• **Written task**
Print out every record exactly as it appears.

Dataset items
++++++++++++++++++++
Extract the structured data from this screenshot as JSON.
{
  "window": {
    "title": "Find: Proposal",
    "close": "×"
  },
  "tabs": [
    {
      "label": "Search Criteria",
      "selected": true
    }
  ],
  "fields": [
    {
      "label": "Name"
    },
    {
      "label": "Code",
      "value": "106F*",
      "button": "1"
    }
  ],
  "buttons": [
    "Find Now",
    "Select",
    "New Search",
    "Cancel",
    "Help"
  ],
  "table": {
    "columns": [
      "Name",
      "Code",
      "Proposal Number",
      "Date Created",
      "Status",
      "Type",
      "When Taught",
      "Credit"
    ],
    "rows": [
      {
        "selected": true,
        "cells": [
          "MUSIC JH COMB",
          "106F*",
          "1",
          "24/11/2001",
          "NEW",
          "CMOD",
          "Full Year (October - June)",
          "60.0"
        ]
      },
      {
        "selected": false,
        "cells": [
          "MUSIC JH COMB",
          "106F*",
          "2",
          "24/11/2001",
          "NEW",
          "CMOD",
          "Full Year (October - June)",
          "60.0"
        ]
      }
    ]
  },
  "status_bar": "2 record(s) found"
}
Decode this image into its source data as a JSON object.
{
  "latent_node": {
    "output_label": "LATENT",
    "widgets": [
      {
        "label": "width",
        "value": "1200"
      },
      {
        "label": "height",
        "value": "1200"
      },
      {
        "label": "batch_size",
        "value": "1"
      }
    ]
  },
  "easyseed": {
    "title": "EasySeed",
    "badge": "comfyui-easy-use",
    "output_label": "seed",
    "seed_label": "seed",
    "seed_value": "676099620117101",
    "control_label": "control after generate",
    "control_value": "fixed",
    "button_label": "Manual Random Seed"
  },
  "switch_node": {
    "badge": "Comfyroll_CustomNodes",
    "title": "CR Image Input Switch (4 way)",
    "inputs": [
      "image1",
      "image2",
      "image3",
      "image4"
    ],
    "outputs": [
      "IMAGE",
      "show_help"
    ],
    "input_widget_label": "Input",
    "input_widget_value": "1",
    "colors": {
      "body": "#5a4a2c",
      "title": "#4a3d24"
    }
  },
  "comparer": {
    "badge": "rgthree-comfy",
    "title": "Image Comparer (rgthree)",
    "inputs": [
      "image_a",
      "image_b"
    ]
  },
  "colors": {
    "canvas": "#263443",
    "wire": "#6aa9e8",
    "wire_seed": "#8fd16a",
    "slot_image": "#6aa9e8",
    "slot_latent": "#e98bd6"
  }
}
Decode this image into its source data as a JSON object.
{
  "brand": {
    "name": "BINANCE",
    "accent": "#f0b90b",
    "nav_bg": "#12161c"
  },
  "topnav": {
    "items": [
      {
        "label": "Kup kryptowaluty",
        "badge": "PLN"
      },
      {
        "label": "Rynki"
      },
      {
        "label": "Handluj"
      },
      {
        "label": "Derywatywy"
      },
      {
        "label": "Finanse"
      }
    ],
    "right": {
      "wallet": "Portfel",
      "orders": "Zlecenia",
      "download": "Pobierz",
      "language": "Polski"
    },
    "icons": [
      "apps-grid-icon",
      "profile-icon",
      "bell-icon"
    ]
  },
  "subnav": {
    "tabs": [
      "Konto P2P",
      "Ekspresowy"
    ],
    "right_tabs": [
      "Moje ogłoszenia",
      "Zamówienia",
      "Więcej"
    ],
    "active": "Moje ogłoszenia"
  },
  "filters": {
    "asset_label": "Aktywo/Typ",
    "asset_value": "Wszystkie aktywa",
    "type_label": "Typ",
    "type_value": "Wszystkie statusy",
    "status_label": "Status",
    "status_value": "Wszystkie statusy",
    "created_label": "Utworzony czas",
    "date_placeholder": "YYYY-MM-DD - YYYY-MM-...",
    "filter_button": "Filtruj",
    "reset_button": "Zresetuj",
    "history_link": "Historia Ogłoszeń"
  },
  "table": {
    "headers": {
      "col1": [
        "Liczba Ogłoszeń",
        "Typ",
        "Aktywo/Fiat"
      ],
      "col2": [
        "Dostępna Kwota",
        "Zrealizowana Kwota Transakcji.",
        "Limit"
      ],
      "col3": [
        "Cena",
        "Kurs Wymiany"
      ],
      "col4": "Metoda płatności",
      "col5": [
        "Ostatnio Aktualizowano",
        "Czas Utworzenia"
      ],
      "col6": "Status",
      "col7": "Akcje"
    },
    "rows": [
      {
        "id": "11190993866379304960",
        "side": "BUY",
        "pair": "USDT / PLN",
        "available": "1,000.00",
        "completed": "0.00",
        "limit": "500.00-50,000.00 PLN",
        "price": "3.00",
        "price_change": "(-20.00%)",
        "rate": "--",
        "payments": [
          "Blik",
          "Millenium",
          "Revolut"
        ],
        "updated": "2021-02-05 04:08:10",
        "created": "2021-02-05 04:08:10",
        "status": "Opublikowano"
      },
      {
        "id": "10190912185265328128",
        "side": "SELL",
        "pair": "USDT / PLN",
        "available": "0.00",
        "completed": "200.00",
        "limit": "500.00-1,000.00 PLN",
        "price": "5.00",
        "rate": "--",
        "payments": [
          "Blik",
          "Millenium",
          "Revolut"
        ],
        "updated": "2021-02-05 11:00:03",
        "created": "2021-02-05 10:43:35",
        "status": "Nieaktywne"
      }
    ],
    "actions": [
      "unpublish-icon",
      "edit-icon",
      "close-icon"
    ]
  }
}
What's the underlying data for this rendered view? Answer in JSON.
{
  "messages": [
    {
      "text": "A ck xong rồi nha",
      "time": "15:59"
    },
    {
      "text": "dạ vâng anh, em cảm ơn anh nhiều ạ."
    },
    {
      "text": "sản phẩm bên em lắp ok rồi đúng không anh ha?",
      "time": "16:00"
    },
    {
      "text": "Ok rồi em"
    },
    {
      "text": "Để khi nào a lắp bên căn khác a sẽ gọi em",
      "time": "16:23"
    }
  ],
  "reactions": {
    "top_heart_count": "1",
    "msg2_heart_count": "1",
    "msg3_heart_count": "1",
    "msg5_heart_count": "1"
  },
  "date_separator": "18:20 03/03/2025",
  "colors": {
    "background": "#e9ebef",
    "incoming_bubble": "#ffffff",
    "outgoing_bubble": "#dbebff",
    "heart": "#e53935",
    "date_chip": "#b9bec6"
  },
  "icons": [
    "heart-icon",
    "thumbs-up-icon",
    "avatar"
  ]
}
++++++++++++++++++++
• **Completed task**
Extract the structured data from this screenshot as JSON.
{
  "window": {
    "title": "Find: Proposal",
    "close": "×"
  },
  "tabs": [
    {
      "label": "Search Criteria",
      "selected": true
    }
  ],
  "fields": [
    {
      "label": "Name"
    },
    {
      "label": "Code",
      "value": "106F*",
      "button": "1"
    }
  ],
  "buttons": [
    "Find Now",
    "Select",
    "New Search",
    "Cancel",
    "Help"
  ],
  "table": {
    "columns": [
      "Name",
      "Code",
      "Proposal Number",
      "Date Created",
      "Status",
      "Type",
      "When Taught",
      "Credit"
    ],
    "rows": [
      {
        "selected": true,
        "cells": [
          "MUSIC JH COMB",
          "106F*",
          "1",
          "24/11/2001",
          "NEW",
          "CMOD",
          "Full Year (October - June)",
          "60.0"
        ]
      },
      {
        "selected": false,
        "cells": [
          "MUSIC JH COMB",
          "106F*",
          "2",
          "24/11/2001",
          "NEW",
          "CMOD",
          "Full Year (October - June)",
          "60.0"
        ]
      }
    ]
  },
  "status_bar": "2 record(s) found"
}
Decode this image into its source data as a JSON object.
{
  "latent_node": {
    "output_label": "LATENT",
    "widgets": [
      {
        "label": "width",
        "value": "1200"
      },
      {
        "label": "height",
        "value": "1200"
      },
      {
        "label": "batch_size",
        "value": "1"
      }
    ]
  },
  "easyseed": {
    "title": "EasySeed",
    "badge": "comfyui-easy-use",
    "output_label": "seed",
    "seed_label": "seed",
    "seed_value": "676099620117101",
    "control_label": "control after generate",
    "control_value": "fixed",
    "button_label": "Manual Random Seed"
  },
  "switch_node": {
    "badge": "Comfyroll_CustomNodes",
    "title": "CR Image Input Switch (4 way)",
    "inputs": [
      "image1",
      "image2",
      "image3",
      "image4"
    ],
    "outputs": [
      "IMAGE",
      "show_help"
    ],
    "input_widget_label": "Input",
    "input_widget_value": "1",
    "colors": {
      "body": "#5a4a2c",
      "title": "#4a3d24"
    }
  },
  "comparer": {
    "badge": "rgthree-comfy",
    "title": "Image Comparer (rgthree)",
    "inputs": [
      "image_a",
      "image_b"
    ]
  },
  "colors": {
    "canvas": "#263443",
    "wire": "#6aa9e8",
    "wire_seed": "#8fd16a",
    "slot_image": "#6aa9e8",
    "slot_latent": "#e98bd6"
  }
}
Decode this image into its source data as a JSON object.
{
  "brand": {
    "name": "BINANCE",
    "accent": "#f0b90b",
    "nav_bg": "#12161c"
  },
  "topnav": {
    "items": [
      {
        "label": "Kup kryptowaluty",
        "badge": "PLN"
      },
      {
        "label": "Rynki"
      },
      {
        "label": "Handluj"
      },
      {
        "label": "Derywatywy"
      },
      {
        "label": "Finanse"
      }
    ],
    "right": {
      "wallet": "Portfel",
      "orders": "Zlecenia",
      "download": "Pobierz",
      "language": "Polski"
    },
    "icons": [
      "apps-grid-icon",
      "profile-icon",
      "bell-icon"
    ]
  },
  "subnav": {
    "tabs": [
      "Konto P2P",
      "Ekspresowy"
    ],
    "right_tabs": [
      "Moje ogłoszenia",
      "Zamówienia",
      "Więcej"
    ],
    "active": "Moje ogłoszenia"
  },
  "filters": {
    "asset_label": "Aktywo/Typ",
    "asset_value": "Wszystkie aktywa",
    "type_label": "Typ",
    "type_value": "Wszystkie statusy",
    "status_label": "Status",
    "status_value": "Wszystkie statusy",
    "created_label": "Utworzony czas",
    "date_placeholder": "YYYY-MM-DD - YYYY-MM-...",
    "filter_button": "Filtruj",
    "reset_button": "Zresetuj",
    "history_link": "Historia Ogłoszeń"
  },
  "table": {
    "headers": {
      "col1": [
        "Liczba Ogłoszeń",
        "Typ",
        "Aktywo/Fiat"
      ],
      "col2": [
        "Dostępna Kwota",
        "Zrealizowana Kwota Transakcji.",
        "Limit"
      ],
      "col3": [
        "Cena",
        "Kurs Wymiany"
      ],
      "col4": "Metoda płatności",
      "col5": [
        "Ostatnio Aktualizowano",
        "Czas Utworzenia"
      ],
      "col6": "Status",
      "col7": "Akcje"
    },
    "rows": [
      {
        "id": "11190993866379304960",
        "side": "BUY",
        "pair": "USDT / PLN",
        "available": "1,000.00",
        "completed": "0.00",
        "limit": "500.00-50,000.00 PLN",
        "price": "3.00",
        "price_change": "(-20.00%)",
        "rate": "--",
        "payments": [
          "Blik",
          "Millenium",
          "Revolut"
        ],
        "updated": "2021-02-05 04:08:10",
        "created": "2021-02-05 04:08:10",
        "status": "Opublikowano"
      },
      {
        "id": "10190912185265328128",
        "side": "SELL",
        "pair": "USDT / PLN",
        "available": "0.00",
        "completed": "200.00",
        "limit": "500.00-1,000.00 PLN",
        "price": "5.00",
        "rate": "--",
        "payments": [
          "Blik",
          "Millenium",
          "Revolut"
        ],
        "updated": "2021-02-05 11:00:03",
        "created": "2021-02-05 10:43:35",
        "status": "Nieaktywne"
      }
    ],
    "actions": [
      "unpublish-icon",
      "edit-icon",
      "close-icon"
    ]
  }
}
What's the underlying data for this rendered view? Answer in JSON.
{
  "messages": [
    {
      "text": "A ck xong rồi nha",
      "time": "15:59"
    },
    {
      "text": "dạ vâng anh, em cảm ơn anh nhiều ạ."
    },
    {
      "text": "sản phẩm bên em lắp ok rồi đúng không anh ha?",
      "time": "16:00"
    },
    {
      "text": "Ok rồi em"
    },
    {
      "text": "Để khi nào a lắp bên căn khác a sẽ gọi em",
      "time": "16:23"
    }
  ],
  "reactions": {
    "top_heart_count": "1",
    "msg2_heart_count": "1",
    "msg3_heart_count": "1",
    "msg5_heart_count": "1"
  },
  "date_separator": "18:20 03/03/2025",
  "colors": {
    "background": "#e9ebef",
    "incoming_bubble": "#ffffff",
    "outgoing_bubble": "#dbebff",
    "heart": "#e53935",
    "date_chip": "#b9bec6"
  },
  "icons": [
    "heart-icon",
    "thumbs-up-icon",
    "avatar"
  ]
}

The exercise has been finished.